== WHAT YOU WILL DO ==
A: In the passage on altering codons in a gene sequence, which amino acids are given as examples of acidic amino acids?
B: Continue the passage on altering codons in a gene sequence from where it stops.

Partial alteration on any codon in the nucleotide sequence may be
performed according to the known procedure like the site directed
mutagenesis method (Mark, D. F. et al., Proc. Natl. Acad. Sci.
USA., 81, 5662, 1984) by employing some primers consisting of
synthesized oligonucleotides that encode desired alteration.
Artificial gene mutants so made are also fallen within the scope of
the present invention. When mutation is beyond the degree on
degeneracy of the codon, it is preferable that the mutated amino
acid translated by the mutated codon offers function which is
similar to that to be offered by normal amino acid. It is
preferable that mutation should be performed among similar amino
acids in view of their properties, functions or characteristics,
for example: the mutation among aliphatic amino acids such as
alanine, valine, leucine and isoleucine; the mutation among neutral
amino acids such as glycine, alanine, serine, threonine, valine,
leucine, isoleucine, cysteine, methionine, phenylalanine, tyrosine,
proline, tryptophan, asparagines and glutamine; the mutation among
acidic amino acids such as aspartic acid and glutamic acid; the
mutation among basic amino acids such as arginine, lysine and
histidine; the mutation among amino acids such as serine and
threonine having a hydroxyl group respectively; the mutation among
amino acids such as phenylalanine and tyrosine having an aromatic
ring respectively. These artificially or naturally mutated proteins
are also fallen within the scope of the present invention.
Site-directed mutagenesis may be realized with PCR method,
otherwise, any mutation at any optional site would also be realized
by the other known methods.

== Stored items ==
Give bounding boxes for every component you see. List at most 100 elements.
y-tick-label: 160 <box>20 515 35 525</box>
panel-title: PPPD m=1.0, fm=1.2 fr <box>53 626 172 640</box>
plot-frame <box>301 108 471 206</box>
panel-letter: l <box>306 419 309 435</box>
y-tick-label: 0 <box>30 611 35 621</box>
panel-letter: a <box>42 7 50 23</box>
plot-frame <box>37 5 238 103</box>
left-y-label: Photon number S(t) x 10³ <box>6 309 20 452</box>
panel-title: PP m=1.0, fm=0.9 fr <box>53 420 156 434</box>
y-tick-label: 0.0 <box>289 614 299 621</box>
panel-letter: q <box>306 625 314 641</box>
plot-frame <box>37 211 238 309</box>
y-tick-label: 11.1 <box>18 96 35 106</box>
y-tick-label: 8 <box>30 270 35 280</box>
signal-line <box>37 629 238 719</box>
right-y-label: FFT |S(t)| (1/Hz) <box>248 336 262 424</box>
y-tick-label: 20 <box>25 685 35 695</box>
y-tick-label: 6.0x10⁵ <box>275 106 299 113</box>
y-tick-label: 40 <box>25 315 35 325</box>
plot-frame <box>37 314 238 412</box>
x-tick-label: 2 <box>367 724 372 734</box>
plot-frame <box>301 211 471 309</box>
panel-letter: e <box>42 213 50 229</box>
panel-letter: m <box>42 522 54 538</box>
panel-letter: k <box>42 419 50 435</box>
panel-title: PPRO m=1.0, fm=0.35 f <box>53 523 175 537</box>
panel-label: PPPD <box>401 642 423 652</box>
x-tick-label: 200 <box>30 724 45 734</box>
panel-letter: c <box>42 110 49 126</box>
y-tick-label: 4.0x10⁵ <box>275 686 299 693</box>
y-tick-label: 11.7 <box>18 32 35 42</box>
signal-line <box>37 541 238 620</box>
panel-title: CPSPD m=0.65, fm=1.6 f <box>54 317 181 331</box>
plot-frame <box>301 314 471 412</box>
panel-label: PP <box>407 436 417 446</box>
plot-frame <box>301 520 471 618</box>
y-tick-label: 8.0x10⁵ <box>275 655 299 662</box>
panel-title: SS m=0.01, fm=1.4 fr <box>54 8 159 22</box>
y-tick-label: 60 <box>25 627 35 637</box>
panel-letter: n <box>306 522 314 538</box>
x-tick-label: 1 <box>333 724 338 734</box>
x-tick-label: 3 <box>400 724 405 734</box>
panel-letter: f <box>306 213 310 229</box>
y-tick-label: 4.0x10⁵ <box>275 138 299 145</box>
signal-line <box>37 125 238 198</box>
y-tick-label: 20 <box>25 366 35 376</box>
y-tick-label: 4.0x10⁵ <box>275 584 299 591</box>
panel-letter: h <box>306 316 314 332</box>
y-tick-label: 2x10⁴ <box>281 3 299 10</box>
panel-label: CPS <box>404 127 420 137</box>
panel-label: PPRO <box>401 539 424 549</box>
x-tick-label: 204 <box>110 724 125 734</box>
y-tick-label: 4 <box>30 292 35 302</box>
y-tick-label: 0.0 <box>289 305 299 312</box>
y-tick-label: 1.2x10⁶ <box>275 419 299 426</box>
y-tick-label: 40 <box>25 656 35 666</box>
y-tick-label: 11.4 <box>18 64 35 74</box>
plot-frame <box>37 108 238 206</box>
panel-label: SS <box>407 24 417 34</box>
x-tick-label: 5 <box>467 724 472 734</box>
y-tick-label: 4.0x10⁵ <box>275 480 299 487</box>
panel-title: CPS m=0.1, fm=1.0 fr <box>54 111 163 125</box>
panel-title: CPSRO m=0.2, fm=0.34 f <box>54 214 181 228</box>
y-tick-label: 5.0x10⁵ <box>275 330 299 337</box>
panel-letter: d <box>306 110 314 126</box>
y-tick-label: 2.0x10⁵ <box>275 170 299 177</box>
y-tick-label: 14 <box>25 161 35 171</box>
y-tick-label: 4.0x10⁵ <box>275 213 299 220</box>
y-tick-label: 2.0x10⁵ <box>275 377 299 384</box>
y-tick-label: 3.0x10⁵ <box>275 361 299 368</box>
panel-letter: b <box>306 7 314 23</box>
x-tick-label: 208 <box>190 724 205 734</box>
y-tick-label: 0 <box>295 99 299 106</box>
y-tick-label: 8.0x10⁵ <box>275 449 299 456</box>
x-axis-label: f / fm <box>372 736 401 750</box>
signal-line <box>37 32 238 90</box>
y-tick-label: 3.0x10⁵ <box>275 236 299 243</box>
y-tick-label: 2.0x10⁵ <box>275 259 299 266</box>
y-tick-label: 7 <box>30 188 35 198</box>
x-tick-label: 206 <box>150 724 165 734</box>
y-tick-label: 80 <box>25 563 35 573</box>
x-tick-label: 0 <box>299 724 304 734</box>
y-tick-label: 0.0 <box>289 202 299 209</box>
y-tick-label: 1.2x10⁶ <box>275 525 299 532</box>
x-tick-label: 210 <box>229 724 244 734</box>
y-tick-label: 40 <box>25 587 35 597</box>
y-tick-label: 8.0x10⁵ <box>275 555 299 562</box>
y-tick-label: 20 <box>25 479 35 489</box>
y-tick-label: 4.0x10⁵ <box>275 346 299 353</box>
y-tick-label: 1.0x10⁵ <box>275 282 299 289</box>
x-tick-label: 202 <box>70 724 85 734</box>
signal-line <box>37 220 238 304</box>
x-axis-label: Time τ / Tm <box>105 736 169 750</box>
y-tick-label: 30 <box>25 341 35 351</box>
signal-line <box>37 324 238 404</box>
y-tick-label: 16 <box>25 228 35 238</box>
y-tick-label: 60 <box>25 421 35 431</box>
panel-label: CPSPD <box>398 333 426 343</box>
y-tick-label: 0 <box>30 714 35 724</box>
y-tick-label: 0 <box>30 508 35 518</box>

== RESULTS ==
A: Aspartic acid and glutamic acid.

B:
[0069] The term `modified form` used herein may usually be realized
through conventional techniques, for example, of acetylation,
acylation, ADP-ribosylation, amidation, myristoylation,
glycosylation, hydroxylation, phosphorylation, sulfation,
formylation, methylation, polyethyleneglycolation, lipid coupling,
nucleotide coupling, metal coupling (e.g., calcium addition),
fusion with other protein (e.g., albumin) and dimerization. For
example, since glycosylation does not occur when the host is in
Escherichia coli, the expression may be performed in eucaryotic
cells when glycosylation is intended. Besides mammalian cells,
insect cells may be also used because glycosylation proceeds
post-translationally therein.
[0070] The term `polymorphic variant` used herein may usually
involves, for example, polymorphisms caused by structural or
conformational differences in chromosomal DNA, polymorphisms due to
change of a gene into its allelic gene. In general, genes of
eucaryotic cells often exhibit polymorphic event, thereby, one or
more amino acids are substituted, whilst the protein activity is
still retained in spite of such substitution. Therefore, any gene
taken by artificially modifying the gene encoding amino acid
sequence set out in SEQ ID NO: 2, 5, 8 or 11 through substitution,
deletion, addition and/or insertion is fallen within the scope of
the present invention as far as the altered protein encoded by such
protein express collectin activity. Any altered polypeptide wherein
amino acid sequence set out in SEQ ID NO: 2, 5, 8 or 11 is
artificially modified would also be fallen within the scope of the
present invention as far as it expresses collectin activity.
[0071] The term `fragment` used herein may usually refer to any
optional fragments derived from the amino acid sequence consisting
of hCL-K1 polypeptide, which may include, for example, an
extracellular domain, an intracellular domain, a transmembrane
domain, a collagen-like domain, a carbohydrate chain recognition
domain, a collectin-like domain, a hydrophobic domain (e.g., a
transmembrane domain), a hydrophilic domain (domains other than
hydrophobic domains), and any fragment obtained through fusion of
these fragments. Examples of such fragments are as follows.
[0072] With reference to hCL-K1 polypeptide, the amino acid
sequence set out in SEQ ID NO:2 has the fragment comprising
113.sup.th-271.sup.st amino acids which forms a carbohydrate chain
recognition domain, the fragment comprising 41.sup.st-271.sup.st
amino acids which forms a carbohydrate chain recognition domain and
a collagen-like domain, and the fragment comprising
41.sup.st-112.sup.th amino acids which forms a collagen-like
domain.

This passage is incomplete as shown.